- [Task input]
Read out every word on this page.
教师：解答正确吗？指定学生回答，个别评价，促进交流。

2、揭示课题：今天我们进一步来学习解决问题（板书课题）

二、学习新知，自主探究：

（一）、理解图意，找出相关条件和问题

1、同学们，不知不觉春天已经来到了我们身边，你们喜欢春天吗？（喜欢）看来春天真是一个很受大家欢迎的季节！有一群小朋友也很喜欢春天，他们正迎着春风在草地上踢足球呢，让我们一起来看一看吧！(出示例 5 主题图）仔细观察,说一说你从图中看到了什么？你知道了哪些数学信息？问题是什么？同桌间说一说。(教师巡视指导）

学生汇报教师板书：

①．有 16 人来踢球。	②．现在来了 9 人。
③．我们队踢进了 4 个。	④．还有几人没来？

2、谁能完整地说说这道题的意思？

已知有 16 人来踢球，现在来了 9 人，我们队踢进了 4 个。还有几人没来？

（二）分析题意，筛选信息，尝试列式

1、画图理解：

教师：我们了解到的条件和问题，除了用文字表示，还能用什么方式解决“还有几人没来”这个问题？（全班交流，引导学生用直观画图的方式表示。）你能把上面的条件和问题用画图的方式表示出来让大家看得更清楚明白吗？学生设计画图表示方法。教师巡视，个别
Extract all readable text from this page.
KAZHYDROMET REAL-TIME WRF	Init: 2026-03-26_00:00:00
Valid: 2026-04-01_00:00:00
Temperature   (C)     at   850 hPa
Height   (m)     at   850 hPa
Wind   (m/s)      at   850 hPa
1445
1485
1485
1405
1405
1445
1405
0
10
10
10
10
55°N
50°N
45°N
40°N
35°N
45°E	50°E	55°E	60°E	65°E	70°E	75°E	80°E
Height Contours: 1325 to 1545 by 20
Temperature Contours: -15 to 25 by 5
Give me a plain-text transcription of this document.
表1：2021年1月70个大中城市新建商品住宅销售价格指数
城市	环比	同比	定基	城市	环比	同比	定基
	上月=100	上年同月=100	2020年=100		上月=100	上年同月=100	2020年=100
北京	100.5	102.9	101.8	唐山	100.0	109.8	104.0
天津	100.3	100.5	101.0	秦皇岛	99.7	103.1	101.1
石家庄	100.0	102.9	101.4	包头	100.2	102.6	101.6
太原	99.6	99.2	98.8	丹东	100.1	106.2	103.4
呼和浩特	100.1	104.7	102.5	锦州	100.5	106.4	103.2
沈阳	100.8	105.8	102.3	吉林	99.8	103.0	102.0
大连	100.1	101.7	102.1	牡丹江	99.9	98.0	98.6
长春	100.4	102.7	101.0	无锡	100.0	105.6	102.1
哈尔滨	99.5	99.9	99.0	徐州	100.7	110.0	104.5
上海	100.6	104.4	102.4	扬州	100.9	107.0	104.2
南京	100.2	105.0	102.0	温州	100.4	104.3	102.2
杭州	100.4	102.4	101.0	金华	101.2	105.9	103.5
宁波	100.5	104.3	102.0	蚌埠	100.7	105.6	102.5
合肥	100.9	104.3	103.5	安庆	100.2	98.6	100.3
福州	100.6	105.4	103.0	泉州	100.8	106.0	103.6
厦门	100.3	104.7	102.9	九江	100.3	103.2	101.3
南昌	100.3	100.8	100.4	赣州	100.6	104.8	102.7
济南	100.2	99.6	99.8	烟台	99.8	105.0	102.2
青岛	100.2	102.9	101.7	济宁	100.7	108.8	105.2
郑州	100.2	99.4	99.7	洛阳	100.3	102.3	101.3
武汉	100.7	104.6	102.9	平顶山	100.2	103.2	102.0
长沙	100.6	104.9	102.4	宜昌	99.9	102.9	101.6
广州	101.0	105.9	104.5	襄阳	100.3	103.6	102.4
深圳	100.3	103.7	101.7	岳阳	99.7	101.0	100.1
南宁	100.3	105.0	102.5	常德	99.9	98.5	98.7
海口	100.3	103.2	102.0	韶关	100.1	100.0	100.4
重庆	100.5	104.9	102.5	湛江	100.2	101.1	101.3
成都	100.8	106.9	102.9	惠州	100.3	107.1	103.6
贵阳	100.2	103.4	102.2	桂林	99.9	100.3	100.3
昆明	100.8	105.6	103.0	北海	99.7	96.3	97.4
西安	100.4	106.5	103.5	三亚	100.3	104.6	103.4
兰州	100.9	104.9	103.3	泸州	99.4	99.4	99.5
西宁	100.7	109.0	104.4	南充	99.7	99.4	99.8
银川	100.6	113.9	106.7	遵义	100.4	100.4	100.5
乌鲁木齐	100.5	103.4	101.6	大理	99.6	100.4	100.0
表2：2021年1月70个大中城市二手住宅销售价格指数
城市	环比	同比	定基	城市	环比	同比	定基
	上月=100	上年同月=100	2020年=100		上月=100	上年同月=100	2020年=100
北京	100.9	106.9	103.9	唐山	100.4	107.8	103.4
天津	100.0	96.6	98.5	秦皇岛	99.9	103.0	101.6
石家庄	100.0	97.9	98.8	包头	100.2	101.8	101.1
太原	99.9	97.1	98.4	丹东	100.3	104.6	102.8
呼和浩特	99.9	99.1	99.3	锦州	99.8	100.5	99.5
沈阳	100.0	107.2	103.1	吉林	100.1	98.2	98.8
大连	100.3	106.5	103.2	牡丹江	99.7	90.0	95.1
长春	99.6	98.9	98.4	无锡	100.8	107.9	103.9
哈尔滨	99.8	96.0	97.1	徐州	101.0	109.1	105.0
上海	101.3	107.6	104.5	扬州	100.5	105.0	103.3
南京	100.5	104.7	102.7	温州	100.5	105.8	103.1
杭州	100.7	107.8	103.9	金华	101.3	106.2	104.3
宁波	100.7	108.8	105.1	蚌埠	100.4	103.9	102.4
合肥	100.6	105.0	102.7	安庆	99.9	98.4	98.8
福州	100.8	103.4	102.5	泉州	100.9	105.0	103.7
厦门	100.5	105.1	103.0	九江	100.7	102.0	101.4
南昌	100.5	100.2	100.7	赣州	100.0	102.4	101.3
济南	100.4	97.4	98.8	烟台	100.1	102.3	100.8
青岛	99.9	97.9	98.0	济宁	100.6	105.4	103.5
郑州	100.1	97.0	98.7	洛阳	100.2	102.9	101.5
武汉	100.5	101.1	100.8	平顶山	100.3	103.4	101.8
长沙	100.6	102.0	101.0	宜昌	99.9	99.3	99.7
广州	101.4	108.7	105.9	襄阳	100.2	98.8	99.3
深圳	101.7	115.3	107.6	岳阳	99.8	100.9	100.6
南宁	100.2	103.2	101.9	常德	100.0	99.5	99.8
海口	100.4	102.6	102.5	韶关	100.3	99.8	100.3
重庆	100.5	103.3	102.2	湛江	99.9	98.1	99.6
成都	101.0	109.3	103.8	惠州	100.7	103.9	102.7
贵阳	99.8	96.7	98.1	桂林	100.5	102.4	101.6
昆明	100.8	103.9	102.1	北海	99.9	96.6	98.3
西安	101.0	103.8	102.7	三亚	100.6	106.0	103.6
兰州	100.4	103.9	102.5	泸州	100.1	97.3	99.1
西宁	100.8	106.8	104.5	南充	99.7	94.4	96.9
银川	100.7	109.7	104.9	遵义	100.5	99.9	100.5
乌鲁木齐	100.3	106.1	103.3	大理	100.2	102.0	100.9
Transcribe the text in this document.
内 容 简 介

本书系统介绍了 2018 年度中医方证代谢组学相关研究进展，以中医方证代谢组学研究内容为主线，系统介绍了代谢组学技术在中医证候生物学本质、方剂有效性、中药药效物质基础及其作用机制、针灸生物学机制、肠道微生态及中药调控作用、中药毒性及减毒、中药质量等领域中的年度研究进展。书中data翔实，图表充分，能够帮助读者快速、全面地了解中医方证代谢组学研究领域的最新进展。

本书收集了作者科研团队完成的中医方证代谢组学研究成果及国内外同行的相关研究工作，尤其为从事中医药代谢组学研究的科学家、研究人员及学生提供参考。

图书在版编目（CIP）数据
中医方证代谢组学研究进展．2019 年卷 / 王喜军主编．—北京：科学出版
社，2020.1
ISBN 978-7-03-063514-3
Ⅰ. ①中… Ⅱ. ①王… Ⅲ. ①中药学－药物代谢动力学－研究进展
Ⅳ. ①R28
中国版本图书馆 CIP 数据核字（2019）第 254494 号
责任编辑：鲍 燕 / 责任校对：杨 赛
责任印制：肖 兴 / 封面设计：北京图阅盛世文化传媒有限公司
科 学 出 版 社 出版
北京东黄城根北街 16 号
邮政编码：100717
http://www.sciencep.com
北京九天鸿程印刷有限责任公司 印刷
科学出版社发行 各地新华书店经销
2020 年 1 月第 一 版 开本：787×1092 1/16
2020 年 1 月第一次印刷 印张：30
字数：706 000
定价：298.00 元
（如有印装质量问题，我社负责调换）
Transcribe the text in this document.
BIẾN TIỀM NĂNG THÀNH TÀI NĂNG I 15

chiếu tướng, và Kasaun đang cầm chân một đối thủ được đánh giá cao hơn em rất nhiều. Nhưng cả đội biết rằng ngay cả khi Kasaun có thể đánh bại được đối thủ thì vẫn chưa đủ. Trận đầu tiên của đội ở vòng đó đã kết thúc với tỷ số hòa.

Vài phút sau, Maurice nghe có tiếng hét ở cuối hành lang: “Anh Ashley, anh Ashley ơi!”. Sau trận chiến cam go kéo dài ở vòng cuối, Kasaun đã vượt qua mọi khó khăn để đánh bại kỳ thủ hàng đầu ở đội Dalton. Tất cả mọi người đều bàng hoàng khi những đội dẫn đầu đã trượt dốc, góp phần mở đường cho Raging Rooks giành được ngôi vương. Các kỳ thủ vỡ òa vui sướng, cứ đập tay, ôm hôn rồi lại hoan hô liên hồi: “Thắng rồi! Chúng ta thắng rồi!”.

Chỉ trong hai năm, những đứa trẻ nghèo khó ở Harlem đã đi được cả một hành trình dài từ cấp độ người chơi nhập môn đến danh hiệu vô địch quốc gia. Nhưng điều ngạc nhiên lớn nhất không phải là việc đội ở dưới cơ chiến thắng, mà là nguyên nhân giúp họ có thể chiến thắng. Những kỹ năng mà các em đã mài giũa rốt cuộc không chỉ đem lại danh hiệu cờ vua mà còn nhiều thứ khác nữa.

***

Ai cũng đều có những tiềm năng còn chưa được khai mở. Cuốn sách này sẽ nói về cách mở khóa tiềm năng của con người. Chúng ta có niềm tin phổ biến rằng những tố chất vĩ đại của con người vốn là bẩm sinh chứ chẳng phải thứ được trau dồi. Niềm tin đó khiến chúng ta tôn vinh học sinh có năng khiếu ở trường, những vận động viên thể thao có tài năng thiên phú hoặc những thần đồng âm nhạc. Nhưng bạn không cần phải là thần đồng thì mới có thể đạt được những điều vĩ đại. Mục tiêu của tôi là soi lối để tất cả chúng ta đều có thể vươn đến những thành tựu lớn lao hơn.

- [Exercise]
Give the number of lines that hold the word "this" in these records, with nothing added.

- [Problem solution]
5